===== Data for the task =====

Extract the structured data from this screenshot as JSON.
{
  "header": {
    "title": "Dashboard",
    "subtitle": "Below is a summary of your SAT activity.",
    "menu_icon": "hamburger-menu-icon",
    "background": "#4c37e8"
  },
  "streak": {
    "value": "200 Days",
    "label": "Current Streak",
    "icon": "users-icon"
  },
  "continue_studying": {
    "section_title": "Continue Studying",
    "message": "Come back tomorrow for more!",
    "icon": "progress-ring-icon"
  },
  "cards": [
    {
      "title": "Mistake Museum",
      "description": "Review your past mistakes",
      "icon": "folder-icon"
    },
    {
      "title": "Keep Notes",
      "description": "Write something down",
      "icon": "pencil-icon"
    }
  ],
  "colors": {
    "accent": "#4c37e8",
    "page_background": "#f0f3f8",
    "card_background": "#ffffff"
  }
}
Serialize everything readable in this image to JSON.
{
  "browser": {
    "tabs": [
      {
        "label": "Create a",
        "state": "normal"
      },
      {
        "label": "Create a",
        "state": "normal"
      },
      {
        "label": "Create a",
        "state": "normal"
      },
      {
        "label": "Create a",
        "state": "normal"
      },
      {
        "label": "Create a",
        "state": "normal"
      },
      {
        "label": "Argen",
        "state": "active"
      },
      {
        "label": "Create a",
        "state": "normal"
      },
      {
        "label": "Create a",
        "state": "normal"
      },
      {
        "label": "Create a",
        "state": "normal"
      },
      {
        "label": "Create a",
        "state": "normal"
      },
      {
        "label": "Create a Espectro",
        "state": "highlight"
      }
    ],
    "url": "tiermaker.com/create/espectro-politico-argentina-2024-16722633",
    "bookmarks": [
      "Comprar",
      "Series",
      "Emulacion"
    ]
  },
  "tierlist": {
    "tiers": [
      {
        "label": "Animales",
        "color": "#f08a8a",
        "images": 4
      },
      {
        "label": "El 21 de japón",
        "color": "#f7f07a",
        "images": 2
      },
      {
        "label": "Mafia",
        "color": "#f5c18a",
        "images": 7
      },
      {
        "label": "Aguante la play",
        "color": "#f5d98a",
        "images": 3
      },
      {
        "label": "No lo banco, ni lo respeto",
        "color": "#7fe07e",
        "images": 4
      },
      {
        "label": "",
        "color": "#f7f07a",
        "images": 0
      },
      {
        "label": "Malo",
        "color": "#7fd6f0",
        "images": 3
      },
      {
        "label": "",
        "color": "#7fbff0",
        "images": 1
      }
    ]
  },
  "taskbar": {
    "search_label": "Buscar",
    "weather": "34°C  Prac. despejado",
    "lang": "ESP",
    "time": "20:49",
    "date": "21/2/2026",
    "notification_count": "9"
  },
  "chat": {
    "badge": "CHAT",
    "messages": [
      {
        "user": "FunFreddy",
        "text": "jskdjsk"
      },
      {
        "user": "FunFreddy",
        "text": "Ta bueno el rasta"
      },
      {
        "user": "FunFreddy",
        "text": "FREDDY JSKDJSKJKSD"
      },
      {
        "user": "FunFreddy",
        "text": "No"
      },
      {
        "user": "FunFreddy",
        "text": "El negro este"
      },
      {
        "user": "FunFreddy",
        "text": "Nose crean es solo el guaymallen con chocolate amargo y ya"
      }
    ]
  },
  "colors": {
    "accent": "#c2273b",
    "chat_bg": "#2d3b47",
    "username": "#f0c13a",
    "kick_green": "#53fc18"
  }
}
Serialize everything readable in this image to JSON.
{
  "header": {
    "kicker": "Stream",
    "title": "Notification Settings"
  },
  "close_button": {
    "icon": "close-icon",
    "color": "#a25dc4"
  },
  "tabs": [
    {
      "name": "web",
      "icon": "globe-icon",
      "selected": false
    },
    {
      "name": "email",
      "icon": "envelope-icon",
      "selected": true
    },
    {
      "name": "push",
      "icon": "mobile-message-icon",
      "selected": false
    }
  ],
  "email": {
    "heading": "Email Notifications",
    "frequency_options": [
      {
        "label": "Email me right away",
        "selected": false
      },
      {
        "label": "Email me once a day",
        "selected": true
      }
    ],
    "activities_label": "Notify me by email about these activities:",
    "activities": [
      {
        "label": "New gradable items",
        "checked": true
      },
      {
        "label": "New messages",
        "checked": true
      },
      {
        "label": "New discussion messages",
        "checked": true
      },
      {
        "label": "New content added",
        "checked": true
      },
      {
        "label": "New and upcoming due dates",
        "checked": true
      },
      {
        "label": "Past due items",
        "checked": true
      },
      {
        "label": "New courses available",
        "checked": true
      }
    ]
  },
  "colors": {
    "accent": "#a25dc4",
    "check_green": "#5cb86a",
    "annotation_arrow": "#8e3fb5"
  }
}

=====

#### Exercise requirements:
Using the records above, select and copy every line that has the word "images".

#### Result for this task:
        "images": 4
        "images": 2
        "images": 7
        "images": 3
        "images": 4
        "images": 0
        "images": 3
        "images": 1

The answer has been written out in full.